- _Short exercise_: Repeat the records below exactly, leaving out every picture.

- _Supplied data_:
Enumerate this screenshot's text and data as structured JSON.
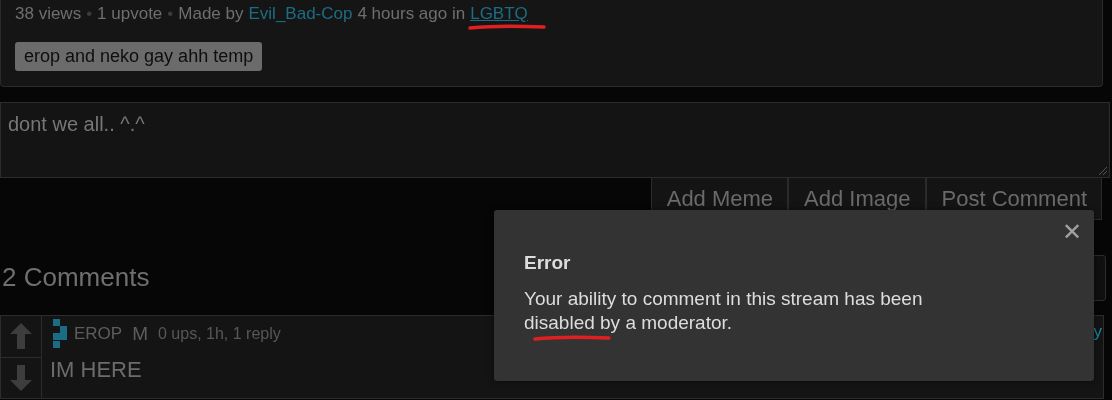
{
  "post_meta": {
    "views": "38 views",
    "sep": "•",
    "upvotes": "1 upvote",
    "made_by": "Made by",
    "author": "Evil_Bad-Cop",
    "time": "4 hours ago in",
    "stream": "LGBTQ"
  },
  "tags": [
    "erop and neko gay ahh temp"
  ],
  "comment_box": {
    "value": "dont we all.. ^.^"
  },
  "buttons": [
    "Add Meme",
    "Add Image",
    "Post Comment"
  ],
  "comments_heading": "2 Comments",
  "comments": [
    {
      "username": "EROP",
      "badge": "M",
      "meta": "0 ups, 1h, 1 reply",
      "text": "IM HERE",
      "link": "y"
    }
  ],
  "dialog": {
    "title": "Error",
    "message": "Your ability to comment in this stream has been disabled by a moderator.",
    "close": "✕"
  }
}
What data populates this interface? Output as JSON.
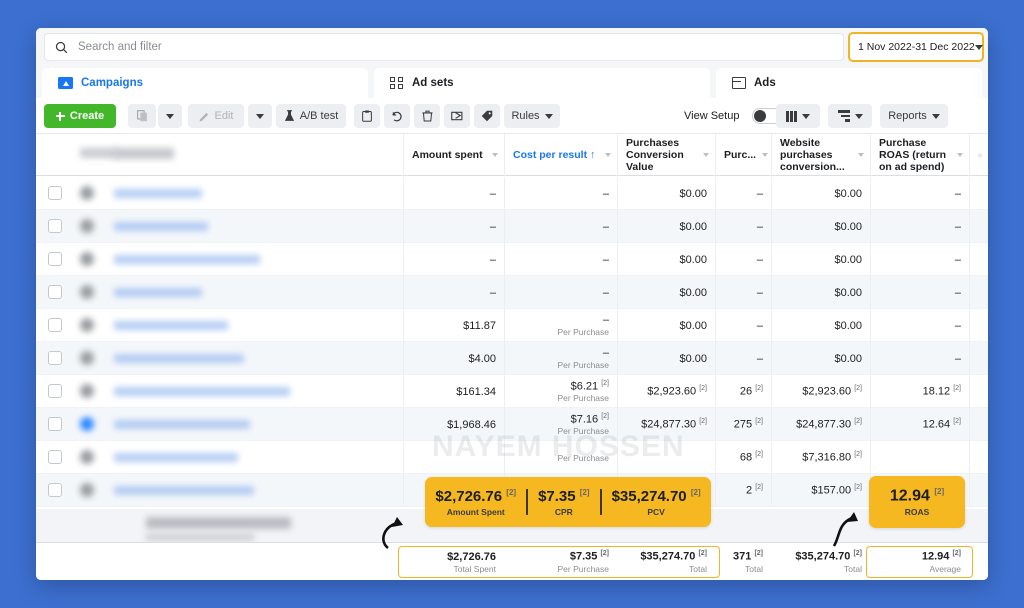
{
  "search": {
    "placeholder": "Search and filter",
    "icon": "search-icon"
  },
  "date_range": {
    "value": "1 Nov 2022-31 Dec 2022"
  },
  "tabs": [
    {
      "label": "Campaigns",
      "icon": "campaigns-icon",
      "active": true
    },
    {
      "label": "Ad sets",
      "icon": "adsets-icon",
      "active": false
    },
    {
      "label": "Ads",
      "icon": "ads-icon",
      "active": false
    }
  ],
  "toolbar": {
    "create_label": "Create",
    "edit_label": "Edit",
    "abtest_label": "A/B test",
    "rules_label": "Rules",
    "view_setup_label": "View Setup",
    "reports_label": "Reports",
    "icons": [
      "duplicate-icon",
      "edit-icon",
      "flask-icon",
      "clipboard-icon",
      "undo-icon",
      "trash-icon",
      "export-icon",
      "tag-icon",
      "columns-icon",
      "breakdown-icon"
    ]
  },
  "columns": [
    {
      "key": "amount_spent",
      "label": "Amount spent",
      "sorted": false
    },
    {
      "key": "cost_per_result",
      "label": "Cost per result ↑",
      "sorted": true
    },
    {
      "key": "purchases_conversion_value",
      "label": "Purchases Conversion Value",
      "sorted": false
    },
    {
      "key": "purchases",
      "label": "Purc...",
      "sorted": false
    },
    {
      "key": "website_purchases_conversion",
      "label": "Website purchases conversion...",
      "sorted": false
    },
    {
      "key": "purchase_roas",
      "label": "Purchase ROAS (return on ad spend)",
      "sorted": false
    }
  ],
  "rows": [
    {
      "amount_spent": "–",
      "cpr": "–",
      "cpr_sub": "",
      "pcv": "$0.00",
      "purchases": "–",
      "wpc": "$0.00",
      "roas": "–"
    },
    {
      "amount_spent": "–",
      "cpr": "–",
      "cpr_sub": "",
      "pcv": "$0.00",
      "purchases": "–",
      "wpc": "$0.00",
      "roas": "–"
    },
    {
      "amount_spent": "–",
      "cpr": "–",
      "cpr_sub": "",
      "pcv": "$0.00",
      "purchases": "–",
      "wpc": "$0.00",
      "roas": "–"
    },
    {
      "amount_spent": "–",
      "cpr": "–",
      "cpr_sub": "",
      "pcv": "$0.00",
      "purchases": "–",
      "wpc": "$0.00",
      "roas": "–"
    },
    {
      "amount_spent": "$11.87",
      "cpr": "–",
      "cpr_sub": "Per Purchase",
      "pcv": "$0.00",
      "purchases": "–",
      "wpc": "$0.00",
      "roas": "–"
    },
    {
      "amount_spent": "$4.00",
      "cpr": "–",
      "cpr_sub": "Per Purchase",
      "pcv": "$0.00",
      "purchases": "–",
      "wpc": "$0.00",
      "roas": "–"
    },
    {
      "amount_spent": "$161.34",
      "cpr": "$6.21",
      "cpr_sup": "[2]",
      "cpr_sub": "Per Purchase",
      "pcv": "$2,923.60",
      "pcv_sup": "[2]",
      "purchases": "26",
      "purchases_sup": "[2]",
      "wpc": "$2,923.60",
      "wpc_sup": "[2]",
      "roas": "18.12",
      "roas_sup": "[2]"
    },
    {
      "amount_spent": "$1,968.46",
      "cpr": "$7.16",
      "cpr_sup": "[2]",
      "cpr_sub": "Per Purchase",
      "pcv": "$24,877.30",
      "pcv_sup": "[2]",
      "purchases": "275",
      "purchases_sup": "[2]",
      "wpc": "$24,877.30",
      "wpc_sup": "[2]",
      "roas": "12.64",
      "roas_sup": "[2]"
    },
    {
      "amount_spent": "",
      "cpr": "",
      "cpr_sub": "Per Purchase",
      "pcv": "",
      "purchases": "68",
      "purchases_sup": "[2]",
      "wpc": "$7,316.80",
      "wpc_sup": "[2]",
      "roas": ""
    },
    {
      "amount_spent": "",
      "cpr": "",
      "cpr_sub": "",
      "pcv": "",
      "purchases": "2",
      "purchases_sup": "[2]",
      "wpc": "$157.00",
      "wpc_sup": "[2]",
      "roas": ""
    }
  ],
  "totals": {
    "amount_spent": {
      "value": "$2,726.76",
      "sub": "Total Spent"
    },
    "cost_per_result": {
      "value": "$7.35",
      "sup": "[2]",
      "sub": "Per Purchase"
    },
    "purchases_conversion_value": {
      "value": "$35,274.70",
      "sup": "[2]",
      "sub": "Total"
    },
    "purchases": {
      "value": "371",
      "sup": "[2]",
      "sub": "Total"
    },
    "website_purchases_conversion": {
      "value": "$35,274.70",
      "sup": "[2]",
      "sub": "Total"
    },
    "purchase_roas": {
      "value": "12.94",
      "sup": "[2]",
      "sub": "Average"
    }
  },
  "callouts": {
    "main": [
      {
        "value": "$2,726.76",
        "sup": "[2]",
        "label": "Amount Spent"
      },
      {
        "value": "$7.35",
        "sup": "[2]",
        "label": "CPR"
      },
      {
        "value": "$35,274.70",
        "sup": "[2]",
        "label": "PCV"
      }
    ],
    "roas": {
      "value": "12.94",
      "sup": "[2]",
      "label": "ROAS"
    }
  },
  "watermark": "NAYEM HOSSEN",
  "colors": {
    "background": "#3c6fd0",
    "accent_yellow": "#f5b820",
    "highlight_border": "#f0b429",
    "link_blue": "#1877f2",
    "create_green": "#42b72a"
  }
}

- _Response to this exercise_:
Enumerate this screenshot's text and data as structured JSON.
{
  "post_meta": {
    "views": "38 views",
    "sep": "•",
    "upvotes": "1 upvote",
    "made_by": "Made by",
    "author": "Evil_Bad-Cop",
    "time": "4 hours ago in",
    "stream": "LGBTQ"
  },
  "tags": [
    "erop and neko gay ahh temp"
  ],
  "comment_box": {
    "value": "dont we all.. ^.^"
  },
  "buttons": [
    "Add Meme",
    "Add Image",
    "Post Comment"
  ],
  "comments_heading": "2 Comments",
  "comments": [
    {
      "username": "EROP",
      "badge": "M",
      "meta": "0 ups, 1h, 1 reply",
      "text": "IM HERE",
      "link": "y"
    }
  ],
  "dialog": {
    "title": "Error",
    "message": "Your ability to comment in this stream has been disabled by a moderator.",
    "close": "✕"
  }
}
What data populates this interface? Output as JSON.
{
  "search": {
    "placeholder": "Search and filter",
    "icon": "search-icon"
  },
  "date_range": {
    "value": "1 Nov 2022-31 Dec 2022"
  },
  "tabs": [
    {
      "label": "Campaigns",
      "icon": "campaigns-icon",
      "active": true
    },
    {
      "label": "Ad sets",
      "icon": "adsets-icon",
      "active": false
    },
    {
      "label": "Ads",
      "icon": "ads-icon",
      "active": false
    }
  ],
  "toolbar": {
    "create_label": "Create",
    "edit_label": "Edit",
    "abtest_label": "A/B test",
    "rules_label": "Rules",
    "view_setup_label": "View Setup",
    "reports_label": "Reports",
    "icons": [
      "duplicate-icon",
      "edit-icon",
      "flask-icon",
      "clipboard-icon",
      "undo-icon",
      "trash-icon",
      "export-icon",
      "tag-icon",
      "columns-icon",
      "breakdown-icon"
    ]
  },
  "columns": [
    {
      "key": "amount_spent",
      "label": "Amount spent",
      "sorted": false
    },
    {
      "key": "cost_per_result",
      "label": "Cost per result ↑",
      "sorted": true
    },
    {
      "key": "purchases_conversion_value",
      "label": "Purchases Conversion Value",
      "sorted": false
    },
    {
      "key": "purchases",
      "label": "Purc...",
      "sorted": false
    },
    {
      "key": "website_purchases_conversion",
      "label": "Website purchases conversion...",
      "sorted": false
    },
    {
      "key": "purchase_roas",
      "label": "Purchase ROAS (return on ad spend)",
      "sorted": false
    }
  ],
  "rows": [
    {
      "amount_spent": "–",
      "cpr": "–",
      "cpr_sub": "",
      "pcv": "$0.00",
      "purchases": "–",
      "wpc": "$0.00",
      "roas": "–"
    },
    {
      "amount_spent": "–",
      "cpr": "–",
      "cpr_sub": "",
      "pcv": "$0.00",
      "purchases": "–",
      "wpc": "$0.00",
      "roas": "–"
    },
    {
      "amount_spent": "–",
      "cpr": "–",
      "cpr_sub": "",
      "pcv": "$0.00",
      "purchases": "–",
      "wpc": "$0.00",
      "roas": "–"
    },
    {
      "amount_spent": "–",
      "cpr": "–",
      "cpr_sub": "",
      "pcv": "$0.00",
      "purchases": "–",
      "wpc": "$0.00",
      "roas": "–"
    },
    {
      "amount_spent": "$11.87",
      "cpr": "–",
      "cpr_sub": "Per Purchase",
      "pcv": "$0.00",
      "purchases": "–",
      "wpc": "$0.00",
      "roas": "–"
    },
    {
      "amount_spent": "$4.00",
      "cpr": "–",
      "cpr_sub": "Per Purchase",
      "pcv": "$0.00",
      "purchases": "–",
      "wpc": "$0.00",
      "roas": "–"
    },
    {
      "amount_spent": "$161.34",
      "cpr": "$6.21",
      "cpr_sup": "[2]",
      "cpr_sub": "Per Purchase",
      "pcv": "$2,923.60",
      "pcv_sup": "[2]",
      "purchases": "26",
      "purchases_sup": "[2]",
      "wpc": "$2,923.60",
      "wpc_sup": "[2]",
      "roas": "18.12",
      "roas_sup": "[2]"
    },
    {
      "amount_spent": "$1,968.46",
      "cpr": "$7.16",
      "cpr_sup": "[2]",
      "cpr_sub": "Per Purchase",
      "pcv": "$24,877.30",
      "pcv_sup": "[2]",
      "purchases": "275",
      "purchases_sup": "[2]",
      "wpc": "$24,877.30",
      "wpc_sup": "[2]",
      "roas": "12.64",
      "roas_sup": "[2]"
    },
    {
      "amount_spent": "",
      "cpr": "",
      "cpr_sub": "Per Purchase",
      "pcv": "",
      "purchases": "68",
      "purchases_sup": "[2]",
      "wpc": "$7,316.80",
      "wpc_sup": "[2]",
      "roas": ""
    },
    {
      "amount_spent": "",
      "cpr": "",
      "cpr_sub": "",
      "pcv": "",
      "purchases": "2",
      "purchases_sup": "[2]",
      "wpc": "$157.00",
      "wpc_sup": "[2]",
      "roas": ""
    }
  ],
  "totals": {
    "amount_spent": {
      "value": "$2,726.76",
      "sub": "Total Spent"
    },
    "cost_per_result": {
      "value": "$7.35",
      "sup": "[2]",
      "sub": "Per Purchase"
    },
    "purchases_conversion_value": {
      "value": "$35,274.70",
      "sup": "[2]",
      "sub": "Total"
    },
    "purchases": {
      "value": "371",
      "sup": "[2]",
      "sub": "Total"
    },
    "website_purchases_conversion": {
      "value": "$35,274.70",
      "sup": "[2]",
      "sub": "Total"
    },
    "purchase_roas": {
      "value": "12.94",
      "sup": "[2]",
      "sub": "Average"
    }
  },
  "callouts": {
    "main": [
      {
        "value": "$2,726.76",
        "sup": "[2]",
        "label": "Amount Spent"
      },
      {
        "value": "$7.35",
        "sup": "[2]",
        "label": "CPR"
      },
      {
        "value": "$35,274.70",
        "sup": "[2]",
        "label": "PCV"
      }
    ],
    "roas": {
      "value": "12.94",
      "sup": "[2]",
      "label": "ROAS"
    }
  },
  "watermark": "NAYEM HOSSEN",
  "colors": {
    "background": "#3c6fd0",
    "accent_yellow": "#f5b820",
    "highlight_border": "#f0b429",
    "link_blue": "#1877f2",
    "create_green": "#42b72a"
  }
}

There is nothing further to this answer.